WHAT THE EXERCISE ASKS :: Whenever a line contains the string "treba", copy it out of the entries.

EXTRACTED MATERIAL ::
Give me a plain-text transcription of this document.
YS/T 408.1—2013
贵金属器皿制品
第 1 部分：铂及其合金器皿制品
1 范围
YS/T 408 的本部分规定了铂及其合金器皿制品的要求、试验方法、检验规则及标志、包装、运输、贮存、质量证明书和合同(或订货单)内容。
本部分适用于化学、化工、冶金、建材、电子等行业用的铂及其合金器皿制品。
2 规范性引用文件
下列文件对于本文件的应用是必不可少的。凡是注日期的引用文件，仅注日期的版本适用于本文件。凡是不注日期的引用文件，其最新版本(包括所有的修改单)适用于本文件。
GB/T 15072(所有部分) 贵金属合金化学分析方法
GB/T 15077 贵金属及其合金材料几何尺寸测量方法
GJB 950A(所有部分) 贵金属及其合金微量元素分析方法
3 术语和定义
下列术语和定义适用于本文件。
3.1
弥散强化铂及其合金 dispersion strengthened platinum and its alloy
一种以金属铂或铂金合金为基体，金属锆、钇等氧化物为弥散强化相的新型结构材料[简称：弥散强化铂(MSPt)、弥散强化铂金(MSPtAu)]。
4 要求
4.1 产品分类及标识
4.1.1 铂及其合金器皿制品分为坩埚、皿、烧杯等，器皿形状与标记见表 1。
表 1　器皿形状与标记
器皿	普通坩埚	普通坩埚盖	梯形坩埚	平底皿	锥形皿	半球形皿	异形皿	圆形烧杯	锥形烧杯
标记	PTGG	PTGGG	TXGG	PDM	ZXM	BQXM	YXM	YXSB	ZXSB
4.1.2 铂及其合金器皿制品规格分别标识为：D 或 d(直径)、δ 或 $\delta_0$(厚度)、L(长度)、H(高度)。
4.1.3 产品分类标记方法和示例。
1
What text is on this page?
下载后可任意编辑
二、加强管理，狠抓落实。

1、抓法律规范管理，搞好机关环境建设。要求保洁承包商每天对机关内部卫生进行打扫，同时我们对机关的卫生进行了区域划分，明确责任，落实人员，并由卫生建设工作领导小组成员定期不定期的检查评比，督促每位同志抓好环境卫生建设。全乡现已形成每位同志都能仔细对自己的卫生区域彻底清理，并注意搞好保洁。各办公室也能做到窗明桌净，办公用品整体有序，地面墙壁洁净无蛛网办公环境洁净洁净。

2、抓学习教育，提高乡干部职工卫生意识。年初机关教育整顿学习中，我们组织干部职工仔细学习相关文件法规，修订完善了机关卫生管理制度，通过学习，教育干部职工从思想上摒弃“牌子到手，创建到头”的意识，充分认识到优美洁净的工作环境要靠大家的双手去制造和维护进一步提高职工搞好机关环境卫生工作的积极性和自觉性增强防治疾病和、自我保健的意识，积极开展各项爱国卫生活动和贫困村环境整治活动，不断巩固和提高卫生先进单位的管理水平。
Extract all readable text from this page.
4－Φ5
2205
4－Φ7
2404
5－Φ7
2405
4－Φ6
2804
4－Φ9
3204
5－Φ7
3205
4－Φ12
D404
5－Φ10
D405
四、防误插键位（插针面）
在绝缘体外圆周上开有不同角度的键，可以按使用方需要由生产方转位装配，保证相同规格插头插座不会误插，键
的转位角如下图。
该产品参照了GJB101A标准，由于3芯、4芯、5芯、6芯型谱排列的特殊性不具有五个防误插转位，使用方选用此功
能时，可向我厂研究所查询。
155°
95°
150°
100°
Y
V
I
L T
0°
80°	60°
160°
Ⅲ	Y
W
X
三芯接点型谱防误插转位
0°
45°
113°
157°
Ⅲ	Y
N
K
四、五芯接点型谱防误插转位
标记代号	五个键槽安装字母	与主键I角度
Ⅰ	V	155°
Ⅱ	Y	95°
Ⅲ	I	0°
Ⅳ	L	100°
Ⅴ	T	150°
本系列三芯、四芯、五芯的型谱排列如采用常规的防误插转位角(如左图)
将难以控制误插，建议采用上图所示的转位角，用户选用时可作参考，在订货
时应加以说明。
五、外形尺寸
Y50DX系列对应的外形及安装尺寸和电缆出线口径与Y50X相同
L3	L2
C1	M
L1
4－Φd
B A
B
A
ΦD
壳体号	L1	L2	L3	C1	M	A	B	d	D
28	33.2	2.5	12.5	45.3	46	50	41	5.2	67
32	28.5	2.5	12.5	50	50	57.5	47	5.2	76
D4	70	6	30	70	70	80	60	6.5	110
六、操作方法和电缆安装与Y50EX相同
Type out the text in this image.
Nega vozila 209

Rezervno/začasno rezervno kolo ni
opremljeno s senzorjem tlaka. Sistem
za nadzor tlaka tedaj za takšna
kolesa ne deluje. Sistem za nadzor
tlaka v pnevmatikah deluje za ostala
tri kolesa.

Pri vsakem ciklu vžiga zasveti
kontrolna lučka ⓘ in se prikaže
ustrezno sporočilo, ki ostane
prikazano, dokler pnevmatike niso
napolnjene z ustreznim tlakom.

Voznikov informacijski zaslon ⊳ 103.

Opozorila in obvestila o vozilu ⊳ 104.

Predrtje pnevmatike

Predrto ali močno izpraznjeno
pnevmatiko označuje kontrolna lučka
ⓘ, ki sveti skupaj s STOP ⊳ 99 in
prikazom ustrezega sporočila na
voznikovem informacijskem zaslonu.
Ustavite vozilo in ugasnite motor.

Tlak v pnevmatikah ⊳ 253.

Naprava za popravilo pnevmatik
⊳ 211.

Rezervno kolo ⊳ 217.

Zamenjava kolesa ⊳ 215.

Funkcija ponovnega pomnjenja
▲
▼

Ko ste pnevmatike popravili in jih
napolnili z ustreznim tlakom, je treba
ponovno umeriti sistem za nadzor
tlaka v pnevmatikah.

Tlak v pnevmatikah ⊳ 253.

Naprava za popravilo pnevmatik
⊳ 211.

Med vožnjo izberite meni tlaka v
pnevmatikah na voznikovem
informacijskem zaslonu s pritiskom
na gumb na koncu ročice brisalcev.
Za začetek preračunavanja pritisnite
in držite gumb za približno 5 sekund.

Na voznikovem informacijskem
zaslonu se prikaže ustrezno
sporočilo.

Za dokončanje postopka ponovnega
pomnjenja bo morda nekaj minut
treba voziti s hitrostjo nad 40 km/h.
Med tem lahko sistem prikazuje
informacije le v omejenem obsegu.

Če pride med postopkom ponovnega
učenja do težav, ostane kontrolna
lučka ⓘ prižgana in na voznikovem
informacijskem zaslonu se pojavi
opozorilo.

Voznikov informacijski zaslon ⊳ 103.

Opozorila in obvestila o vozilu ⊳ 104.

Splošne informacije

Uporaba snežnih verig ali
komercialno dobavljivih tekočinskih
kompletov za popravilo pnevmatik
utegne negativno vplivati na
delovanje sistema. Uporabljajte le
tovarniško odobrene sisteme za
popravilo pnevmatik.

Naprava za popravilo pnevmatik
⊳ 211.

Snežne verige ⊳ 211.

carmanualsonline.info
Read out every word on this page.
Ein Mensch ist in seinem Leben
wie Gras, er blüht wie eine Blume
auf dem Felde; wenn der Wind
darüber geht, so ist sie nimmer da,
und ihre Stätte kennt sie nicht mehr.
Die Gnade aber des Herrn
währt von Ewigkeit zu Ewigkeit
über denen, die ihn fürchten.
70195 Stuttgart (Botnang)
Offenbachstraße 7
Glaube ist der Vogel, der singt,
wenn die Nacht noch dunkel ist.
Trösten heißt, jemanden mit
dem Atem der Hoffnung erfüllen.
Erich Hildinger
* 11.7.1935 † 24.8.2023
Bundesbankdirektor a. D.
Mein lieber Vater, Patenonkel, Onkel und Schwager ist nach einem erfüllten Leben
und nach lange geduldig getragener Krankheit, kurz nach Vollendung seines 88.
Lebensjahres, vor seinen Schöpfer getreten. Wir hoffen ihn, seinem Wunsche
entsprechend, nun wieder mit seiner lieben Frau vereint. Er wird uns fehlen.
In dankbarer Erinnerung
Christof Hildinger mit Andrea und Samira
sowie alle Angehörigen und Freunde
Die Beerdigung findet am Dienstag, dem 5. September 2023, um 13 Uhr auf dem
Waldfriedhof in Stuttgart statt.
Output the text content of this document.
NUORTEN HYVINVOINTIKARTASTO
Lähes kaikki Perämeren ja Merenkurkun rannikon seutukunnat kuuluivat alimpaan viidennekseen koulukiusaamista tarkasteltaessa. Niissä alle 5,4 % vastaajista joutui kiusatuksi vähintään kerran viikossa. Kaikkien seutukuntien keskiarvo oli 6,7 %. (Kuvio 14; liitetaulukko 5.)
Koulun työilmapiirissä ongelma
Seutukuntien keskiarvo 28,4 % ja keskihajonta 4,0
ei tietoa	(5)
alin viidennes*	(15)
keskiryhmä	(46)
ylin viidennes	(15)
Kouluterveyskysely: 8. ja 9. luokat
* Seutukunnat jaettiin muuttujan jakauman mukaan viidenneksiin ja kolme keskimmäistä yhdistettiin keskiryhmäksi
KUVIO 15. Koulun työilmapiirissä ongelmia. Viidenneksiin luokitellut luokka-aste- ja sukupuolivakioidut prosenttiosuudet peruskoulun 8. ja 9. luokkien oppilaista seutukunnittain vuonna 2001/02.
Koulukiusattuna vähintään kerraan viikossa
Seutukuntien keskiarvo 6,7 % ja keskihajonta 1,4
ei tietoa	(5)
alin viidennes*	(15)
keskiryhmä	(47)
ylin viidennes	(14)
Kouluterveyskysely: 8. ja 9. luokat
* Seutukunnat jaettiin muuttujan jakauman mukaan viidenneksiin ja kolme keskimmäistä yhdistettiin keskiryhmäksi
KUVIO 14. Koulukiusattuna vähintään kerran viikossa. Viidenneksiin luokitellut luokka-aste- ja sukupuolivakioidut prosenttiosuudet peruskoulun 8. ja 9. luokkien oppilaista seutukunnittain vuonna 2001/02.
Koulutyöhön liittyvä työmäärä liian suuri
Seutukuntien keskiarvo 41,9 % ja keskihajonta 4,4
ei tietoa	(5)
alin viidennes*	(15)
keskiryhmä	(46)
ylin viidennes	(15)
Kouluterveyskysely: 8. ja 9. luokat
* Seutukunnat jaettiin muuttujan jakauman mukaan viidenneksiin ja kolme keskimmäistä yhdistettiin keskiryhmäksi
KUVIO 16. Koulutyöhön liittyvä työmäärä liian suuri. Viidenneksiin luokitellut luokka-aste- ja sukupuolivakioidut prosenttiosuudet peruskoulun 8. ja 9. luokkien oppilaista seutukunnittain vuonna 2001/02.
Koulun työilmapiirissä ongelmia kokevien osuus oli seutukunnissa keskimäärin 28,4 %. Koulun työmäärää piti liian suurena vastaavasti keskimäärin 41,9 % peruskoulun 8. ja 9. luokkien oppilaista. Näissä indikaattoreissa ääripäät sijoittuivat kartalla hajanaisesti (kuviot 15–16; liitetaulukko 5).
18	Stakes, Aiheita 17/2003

EXPECTED ANSWER ::
napolnili z ustreznim tlakom, je treba
treba voziti s hitrostjo nad 40 km/h.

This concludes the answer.